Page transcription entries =
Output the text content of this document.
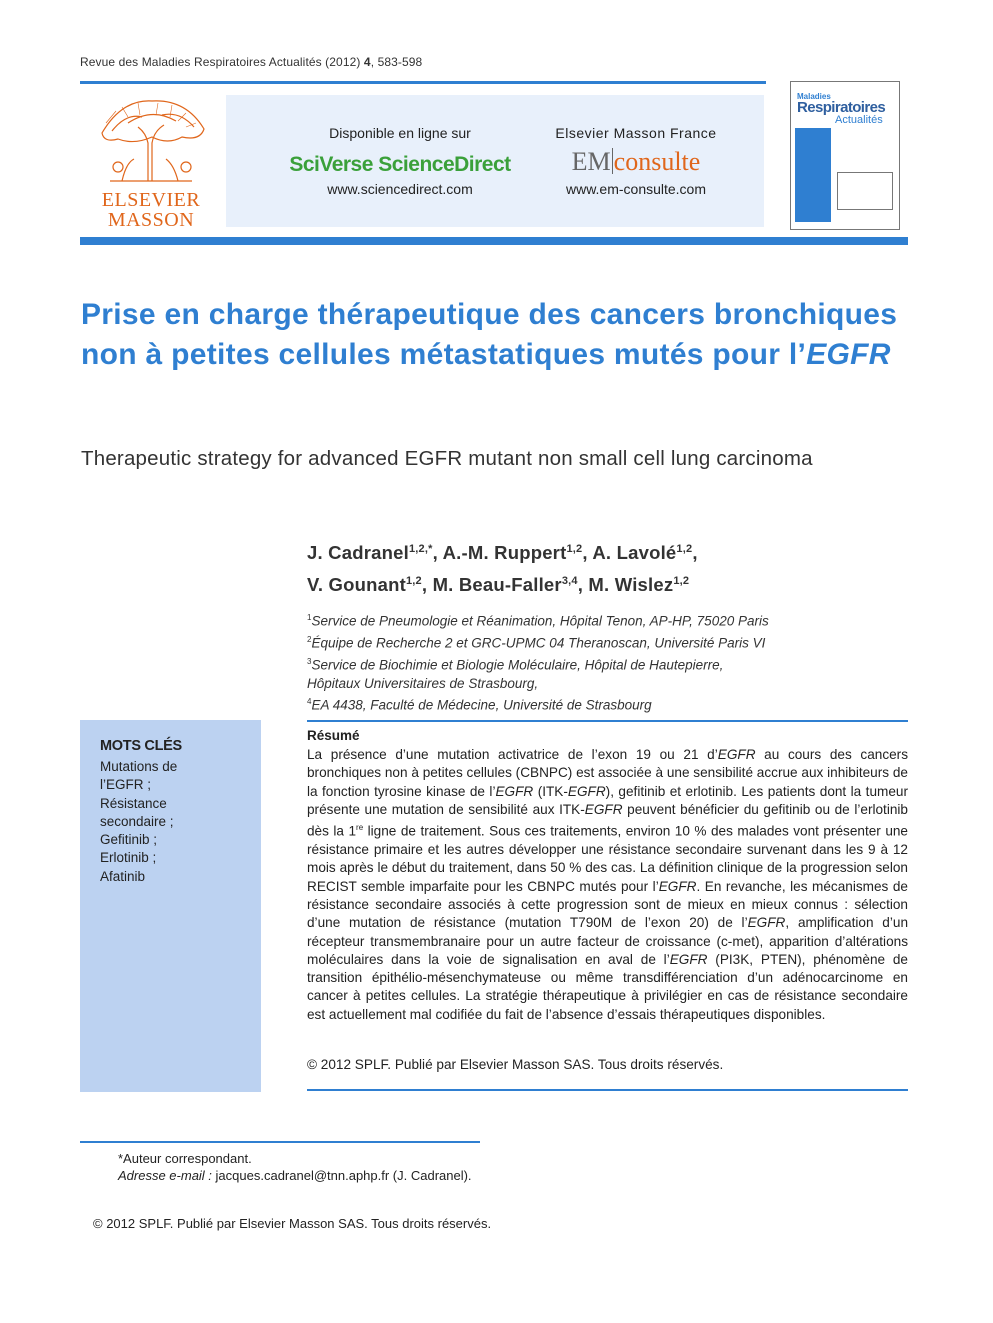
Revue des Maladies Respiratoires Actualités (2012) 4, 583-598
ELSEVIER
MASSON
Disponible en ligne sur
SciVerse ScienceDirect
www.sciencedirect.com
Elsevier Masson France
EM consulte
www.em-consulte.com
Maladies
Respiratoires
Actualités
Prise en charge thérapeutique des cancers bronchiques non à petites cellules métastatiques mutés pour l’EGFR
Therapeutic strategy for advanced EGFR mutant non small cell lung carcinoma
J. Cadranel$^{1,2,*}$, A.-M. Ruppert$^{1,2}$, A. Lavolé$^{1,2}$,
V. Gounant$^{1,2}$, M. Beau-Faller$^{3,4}$, M. Wislez$^{1,2}$
$^1$Service de Pneumologie et Réanimation, Hôpital Tenon, AP-HP, 75020 Paris
$^2$Équipe de Recherche 2 et GRC-UPMC 04 Theranoscan, Université Paris VI
$^3$Service de Biochimie et Biologie Moléculaire, Hôpital de Hautepierre,
Hôpitaux Universitaires de Strasbourg,
$^4$EA 4438, Faculté de Médecine, Université de Strasbourg
MOTS CLÉS
Mutations de
l’EGFR ;
Résistance
secondaire ;
Gefitinib ;
Erlotinib ;
Afatinib
Résumé
La présence d’une mutation activatrice de l’exon 19 ou 21 d’EGFR au cours des cancers bronchiques non à petites cellules (CBNPC) est associée à une sensibilité accrue aux inhibiteurs de la fonction tyrosine kinase de l’EGFR (ITK-EGFR), gefitinib et erlotinib. Les patients dont la tumeur présente une mutation de sensibilité aux ITK-EGFR peuvent bénéficier du gefitinib ou de l’erlotinib dès la 1re ligne de traitement. Sous ces traitements, environ 10 % des malades vont présenter une résistance primaire et les autres développer une résistance secondaire survenant dans les 9 à 12 mois après le début du traitement, dans 50 % des cas. La définition clinique de la progression selon RECIST semble imparfaite pour les CBNPC mutés pour l’EGFR. En revanche, les mécanismes de résistance secondaire associés à cette progression sont de mieux en mieux connus : sélection d’une mutation de résistance (mutation T790M de l’exon 20) de l’EGFR, amplification d’un récepteur transmembranaire pour un autre facteur de croissance (c-met), apparition d’altérations moléculaires dans la voie de signalisation en aval de l’EGFR (PI3K, PTEN), phénomène de transition épithélio-mésenchymateuse ou même transdifférenciation d’un adénocarcinome en cancer à petites cellules. La stratégie thérapeutique à privilégier en cas de résistance secondaire est actuellement mal codifiée du fait de l’absence d’essais thérapeutiques disponibles.
© 2012 SPLF. Publié par Elsevier Masson SAS. Tous droits réservés.
*Auteur correspondant.
Adresse e-mail : jacques.cadranel@tnn.aphp.fr (J. Cadranel).
© 2012 SPLF. Publié par Elsevier Masson SAS. Tous droits réservés.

Try it =
The answer must be every line of the data that contains the word "Actualités".

Result of the exercise =
Revue des Maladies Respiratoires Actualités (2012) 4, 583-598
Actualités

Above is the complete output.